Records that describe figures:
━━━━━━━━━━━━━━━━━━━━━━━━━━━━━━
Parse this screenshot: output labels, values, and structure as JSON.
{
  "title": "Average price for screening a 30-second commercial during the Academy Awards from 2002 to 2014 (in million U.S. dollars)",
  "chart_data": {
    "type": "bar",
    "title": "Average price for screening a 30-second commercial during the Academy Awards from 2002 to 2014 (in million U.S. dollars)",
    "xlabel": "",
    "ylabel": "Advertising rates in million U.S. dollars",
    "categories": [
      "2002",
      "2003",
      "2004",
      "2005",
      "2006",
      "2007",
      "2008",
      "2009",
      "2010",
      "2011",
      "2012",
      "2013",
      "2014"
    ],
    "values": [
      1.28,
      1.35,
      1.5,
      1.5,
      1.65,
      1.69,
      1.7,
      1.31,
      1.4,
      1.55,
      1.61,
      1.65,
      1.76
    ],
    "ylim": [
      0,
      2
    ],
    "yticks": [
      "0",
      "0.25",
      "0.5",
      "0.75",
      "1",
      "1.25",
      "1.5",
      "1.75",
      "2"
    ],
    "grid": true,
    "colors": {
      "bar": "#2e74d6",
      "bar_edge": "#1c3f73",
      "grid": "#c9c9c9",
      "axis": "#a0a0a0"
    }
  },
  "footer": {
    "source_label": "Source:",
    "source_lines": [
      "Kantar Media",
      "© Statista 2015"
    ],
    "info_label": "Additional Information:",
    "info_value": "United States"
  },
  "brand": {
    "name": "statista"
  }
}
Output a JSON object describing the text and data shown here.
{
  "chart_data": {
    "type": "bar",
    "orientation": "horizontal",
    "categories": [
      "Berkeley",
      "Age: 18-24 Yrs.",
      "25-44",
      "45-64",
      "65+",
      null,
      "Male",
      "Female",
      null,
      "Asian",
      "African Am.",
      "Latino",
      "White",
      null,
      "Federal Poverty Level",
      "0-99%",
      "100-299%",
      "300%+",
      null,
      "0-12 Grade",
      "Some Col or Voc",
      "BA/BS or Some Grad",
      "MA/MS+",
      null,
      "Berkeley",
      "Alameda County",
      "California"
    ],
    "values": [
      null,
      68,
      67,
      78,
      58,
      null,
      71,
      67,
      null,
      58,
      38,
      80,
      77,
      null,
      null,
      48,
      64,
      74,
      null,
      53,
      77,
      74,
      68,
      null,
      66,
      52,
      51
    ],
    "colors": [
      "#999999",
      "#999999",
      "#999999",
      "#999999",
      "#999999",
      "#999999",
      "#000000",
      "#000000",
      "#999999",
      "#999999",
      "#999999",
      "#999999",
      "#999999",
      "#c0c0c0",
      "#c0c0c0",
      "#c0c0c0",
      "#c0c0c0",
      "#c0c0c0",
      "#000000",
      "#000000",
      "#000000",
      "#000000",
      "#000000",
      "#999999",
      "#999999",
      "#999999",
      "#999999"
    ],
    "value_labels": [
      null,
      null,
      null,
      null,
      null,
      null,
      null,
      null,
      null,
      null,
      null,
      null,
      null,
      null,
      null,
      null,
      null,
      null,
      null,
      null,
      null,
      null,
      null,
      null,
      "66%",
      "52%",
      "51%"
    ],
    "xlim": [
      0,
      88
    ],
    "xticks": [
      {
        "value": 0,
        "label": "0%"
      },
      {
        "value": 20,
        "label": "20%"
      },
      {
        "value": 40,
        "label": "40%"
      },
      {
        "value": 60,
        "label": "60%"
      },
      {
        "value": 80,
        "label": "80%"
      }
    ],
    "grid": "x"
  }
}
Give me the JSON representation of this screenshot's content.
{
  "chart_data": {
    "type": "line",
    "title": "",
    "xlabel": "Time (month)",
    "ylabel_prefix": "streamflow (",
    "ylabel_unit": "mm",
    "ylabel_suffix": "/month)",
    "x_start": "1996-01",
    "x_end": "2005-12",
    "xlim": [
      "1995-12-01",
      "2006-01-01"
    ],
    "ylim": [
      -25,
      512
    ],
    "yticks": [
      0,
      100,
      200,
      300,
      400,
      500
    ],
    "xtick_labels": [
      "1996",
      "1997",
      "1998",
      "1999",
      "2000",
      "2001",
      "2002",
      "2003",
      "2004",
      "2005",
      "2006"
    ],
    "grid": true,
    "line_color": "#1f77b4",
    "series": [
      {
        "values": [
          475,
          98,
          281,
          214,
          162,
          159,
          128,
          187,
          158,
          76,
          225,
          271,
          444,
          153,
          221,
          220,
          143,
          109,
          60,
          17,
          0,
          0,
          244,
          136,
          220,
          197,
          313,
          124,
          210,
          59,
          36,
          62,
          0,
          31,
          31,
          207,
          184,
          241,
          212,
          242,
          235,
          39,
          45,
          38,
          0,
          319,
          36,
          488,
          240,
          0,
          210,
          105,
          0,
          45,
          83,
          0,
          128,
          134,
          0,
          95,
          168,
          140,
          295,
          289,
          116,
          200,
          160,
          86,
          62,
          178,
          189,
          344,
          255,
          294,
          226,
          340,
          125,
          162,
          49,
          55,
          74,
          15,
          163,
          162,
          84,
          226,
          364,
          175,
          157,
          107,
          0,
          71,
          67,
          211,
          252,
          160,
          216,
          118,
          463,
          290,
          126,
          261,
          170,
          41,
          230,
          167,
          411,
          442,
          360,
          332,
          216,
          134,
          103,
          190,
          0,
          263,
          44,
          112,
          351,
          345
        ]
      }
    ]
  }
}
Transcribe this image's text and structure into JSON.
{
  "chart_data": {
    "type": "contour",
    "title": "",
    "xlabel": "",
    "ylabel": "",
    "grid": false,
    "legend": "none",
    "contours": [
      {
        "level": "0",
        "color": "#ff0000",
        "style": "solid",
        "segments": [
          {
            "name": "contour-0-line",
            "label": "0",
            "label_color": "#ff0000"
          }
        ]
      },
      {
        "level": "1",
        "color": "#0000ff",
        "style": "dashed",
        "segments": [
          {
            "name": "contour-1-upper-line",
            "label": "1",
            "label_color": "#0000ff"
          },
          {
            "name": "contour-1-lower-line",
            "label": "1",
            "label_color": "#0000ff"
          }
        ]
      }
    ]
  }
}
━━━━━━━━━━━━━━━━━━━━━━━━━━━━━━
Above are some records. Print them all exactly.

◆ Result of this task:
Parse this screenshot: output labels, values, and structure as JSON.
{
  "title": "Average price for screening a 30-second commercial during the Academy Awards from 2002 to 2014 (in million U.S. dollars)",
  "chart_data": {
    "type": "bar",
    "title": "Average price for screening a 30-second commercial during the Academy Awards from 2002 to 2014 (in million U.S. dollars)",
    "xlabel": "",
    "ylabel": "Advertising rates in million U.S. dollars",
    "categories": [
      "2002",
      "2003",
      "2004",
      "2005",
      "2006",
      "2007",
      "2008",
      "2009",
      "2010",
      "2011",
      "2012",
      "2013",
      "2014"
    ],
    "values": [
      1.28,
      1.35,
      1.5,
      1.5,
      1.65,
      1.69,
      1.7,
      1.31,
      1.4,
      1.55,
      1.61,
      1.65,
      1.76
    ],
    "ylim": [
      0,
      2
    ],
    "yticks": [
      "0",
      "0.25",
      "0.5",
      "0.75",
      "1",
      "1.25",
      "1.5",
      "1.75",
      "2"
    ],
    "grid": true,
    "colors": {
      "bar": "#2e74d6",
      "bar_edge": "#1c3f73",
      "grid": "#c9c9c9",
      "axis": "#a0a0a0"
    }
  },
  "footer": {
    "source_label": "Source:",
    "source_lines": [
      "Kantar Media",
      "© Statista 2015"
    ],
    "info_label": "Additional Information:",
    "info_value": "United States"
  },
  "brand": {
    "name": "statista"
  }
}
Output a JSON object describing the text and data shown here.
{
  "chart_data": {
    "type": "bar",
    "orientation": "horizontal",
    "categories": [
      "Berkeley",
      "Age: 18-24 Yrs.",
      "25-44",
      "45-64",
      "65+",
      null,
      "Male",
      "Female",
      null,
      "Asian",
      "African Am.",
      "Latino",
      "White",
      null,
      "Federal Poverty Level",
      "0-99%",
      "100-299%",
      "300%+",
      null,
      "0-12 Grade",
      "Some Col or Voc",
      "BA/BS or Some Grad",
      "MA/MS+",
      null,
      "Berkeley",
      "Alameda County",
      "California"
    ],
    "values": [
      null,
      68,
      67,
      78,
      58,
      null,
      71,
      67,
      null,
      58,
      38,
      80,
      77,
      null,
      null,
      48,
      64,
      74,
      null,
      53,
      77,
      74,
      68,
      null,
      66,
      52,
      51
    ],
    "colors": [
      "#999999",
      "#999999",
      "#999999",
      "#999999",
      "#999999",
      "#999999",
      "#000000",
      "#000000",
      "#999999",
      "#999999",
      "#999999",
      "#999999",
      "#999999",
      "#c0c0c0",
      "#c0c0c0",
      "#c0c0c0",
      "#c0c0c0",
      "#c0c0c0",
      "#000000",
      "#000000",
      "#000000",
      "#000000",
      "#000000",
      "#999999",
      "#999999",
      "#999999",
      "#999999"
    ],
    "value_labels": [
      null,
      null,
      null,
      null,
      null,
      null,
      null,
      null,
      null,
      null,
      null,
      null,
      null,
      null,
      null,
      null,
      null,
      null,
      null,
      null,
      null,
      null,
      null,
      null,
      "66%",
      "52%",
      "51%"
    ],
    "xlim": [
      0,
      88
    ],
    "xticks": [
      {
        "value": 0,
        "label": "0%"
      },
      {
        "value": 20,
        "label": "20%"
      },
      {
        "value": 40,
        "label": "40%"
      },
      {
        "value": 60,
        "label": "60%"
      },
      {
        "value": 80,
        "label": "80%"
      }
    ],
    "grid": "x"
  }
}
Give me the JSON representation of this screenshot's content.
{
  "chart_data": {
    "type": "line",
    "title": "",
    "xlabel": "Time (month)",
    "ylabel_prefix": "streamflow (",
    "ylabel_unit": "mm",
    "ylabel_suffix": "/month)",
    "x_start": "1996-01",
    "x_end": "2005-12",
    "xlim": [
      "1995-12-01",
      "2006-01-01"
    ],
    "ylim": [
      -25,
      512
    ],
    "yticks": [
      0,
      100,
      200,
      300,
      400,
      500
    ],
    "xtick_labels": [
      "1996",
      "1997",
      "1998",
      "1999",
      "2000",
      "2001",
      "2002",
      "2003",
      "2004",
      "2005",
      "2006"
    ],
    "grid": true,
    "line_color": "#1f77b4",
    "series": [
      {
        "values": [
          475,
          98,
          281,
          214,
          162,
          159,
          128,
          187,
          158,
          76,
          225,
          271,
          444,
          153,
          221,
          220,
          143,
          109,
          60,
          17,
          0,
          0,
          244,
          136,
          220,
          197,
          313,
          124,
          210,
          59,
          36,
          62,
          0,
          31,
          31,
          207,
          184,
          241,
          212,
          242,
          235,
          39,
          45,
          38,
          0,
          319,
          36,
          488,
          240,
          0,
          210,
          105,
          0,
          45,
          83,
          0,
          128,
          134,
          0,
          95,
          168,
          140,
          295,
          289,
          116,
          200,
          160,
          86,
          62,
          178,
          189,
          344,
          255,
          294,
          226,
          340,
          125,
          162,
          49,
          55,
          74,
          15,
          163,
          162,
          84,
          226,
          364,
          175,
          157,
          107,
          0,
          71,
          67,
          211,
          252,
          160,
          216,
          118,
          463,
          290,
          126,
          261,
          170,
          41,
          230,
          167,
          411,
          442,
          360,
          332,
          216,
          134,
          103,
          190,
          0,
          263,
          44,
          112,
          351,
          345
        ]
      }
    ]
  }
}
Transcribe this image's text and structure into JSON.
{
  "chart_data": {
    "type": "contour",
    "title": "",
    "xlabel": "",
    "ylabel": "",
    "grid": false,
    "legend": "none",
    "contours": [
      {
        "level": "0",
        "color": "#ff0000",
        "style": "solid",
        "segments": [
          {
            "name": "contour-0-line",
            "label": "0",
            "label_color": "#ff0000"
          }
        ]
      },
      {
        "level": "1",
        "color": "#0000ff",
        "style": "dashed",
        "segments": [
          {
            "name": "contour-1-upper-line",
            "label": "1",
            "label_color": "#0000ff"
          },
          {
            "name": "contour-1-lower-line",
            "label": "1",
            "label_color": "#0000ff"
          }
        ]
      }
    ]
  }
}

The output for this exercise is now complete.